Problem details:
Nothing should be left out: output all of the entries exactly.

•••••

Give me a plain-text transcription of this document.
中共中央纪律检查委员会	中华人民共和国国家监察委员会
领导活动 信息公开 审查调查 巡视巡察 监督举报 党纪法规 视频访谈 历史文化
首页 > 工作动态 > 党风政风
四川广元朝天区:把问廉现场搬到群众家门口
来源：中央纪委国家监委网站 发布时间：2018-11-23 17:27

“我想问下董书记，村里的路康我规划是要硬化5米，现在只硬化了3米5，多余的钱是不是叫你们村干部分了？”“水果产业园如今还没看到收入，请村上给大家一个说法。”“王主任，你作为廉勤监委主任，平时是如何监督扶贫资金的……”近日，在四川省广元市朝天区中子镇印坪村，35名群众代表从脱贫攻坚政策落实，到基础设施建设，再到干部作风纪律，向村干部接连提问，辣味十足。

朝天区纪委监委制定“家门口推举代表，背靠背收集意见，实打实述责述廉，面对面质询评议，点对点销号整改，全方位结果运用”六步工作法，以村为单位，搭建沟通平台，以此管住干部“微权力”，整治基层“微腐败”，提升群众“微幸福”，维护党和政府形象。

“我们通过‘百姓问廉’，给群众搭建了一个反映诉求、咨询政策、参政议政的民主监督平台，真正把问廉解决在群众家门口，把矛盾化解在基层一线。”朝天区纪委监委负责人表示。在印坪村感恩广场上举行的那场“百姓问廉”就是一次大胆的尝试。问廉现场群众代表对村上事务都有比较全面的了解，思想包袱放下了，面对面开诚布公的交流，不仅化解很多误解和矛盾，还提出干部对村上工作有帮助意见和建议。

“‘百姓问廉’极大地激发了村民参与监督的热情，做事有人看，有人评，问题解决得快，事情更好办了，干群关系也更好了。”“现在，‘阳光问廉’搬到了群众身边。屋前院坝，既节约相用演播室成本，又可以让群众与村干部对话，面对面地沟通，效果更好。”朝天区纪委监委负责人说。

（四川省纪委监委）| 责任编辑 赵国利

•••••

Written response:
Give me a plain-text transcription of this document.
中共中央纪律检查委员会	中华人民共和国国家监察委员会
领导活动 信息公开 审查调查 巡视巡察 监督举报 党纪法规 视频访谈 历史文化
首页 > 工作动态 > 党风政风
四川广元朝天区:把问廉现场搬到群众家门口
来源：中央纪委国家监委网站 发布时间：2018-11-23 17:27

“我想问下董书记，村里的路康我规划是要硬化5米，现在只硬化了3米5，多余的钱是不是叫你们村干部分了？”“水果产业园如今还没看到收入，请村上给大家一个说法。”“王主任，你作为廉勤监委主任，平时是如何监督扶贫资金的……”近日，在四川省广元市朝天区中子镇印坪村，35名群众代表从脱贫攻坚政策落实，到基础设施建设，再到干部作风纪律，向村干部接连提问，辣味十足。

朝天区纪委监委制定“家门口推举代表，背靠背收集意见，实打实述责述廉，面对面质询评议，点对点销号整改，全方位结果运用”六步工作法，以村为单位，搭建沟通平台，以此管住干部“微权力”，整治基层“微腐败”，提升群众“微幸福”，维护党和政府形象。

“我们通过‘百姓问廉’，给群众搭建了一个反映诉求、咨询政策、参政议政的民主监督平台，真正把问廉解决在群众家门口，把矛盾化解在基层一线。”朝天区纪委监委负责人表示。在印坪村感恩广场上举行的那场“百姓问廉”就是一次大胆的尝试。问廉现场群众代表对村上事务都有比较全面的了解，思想包袱放下了，面对面开诚布公的交流，不仅化解很多误解和矛盾，还提出干部对村上工作有帮助意见和建议。

“‘百姓问廉’极大地激发了村民参与监督的热情，做事有人看，有人评，问题解决得快，事情更好办了，干群关系也更好了。”“现在，‘阳光问廉’搬到了群众身边。屋前院坝，既节约相用演播室成本，又可以让群众与村干部对话，面对面地沟通，效果更好。”朝天区纪委监委负责人说。

（四川省纪委监委）| 责任编辑 赵国利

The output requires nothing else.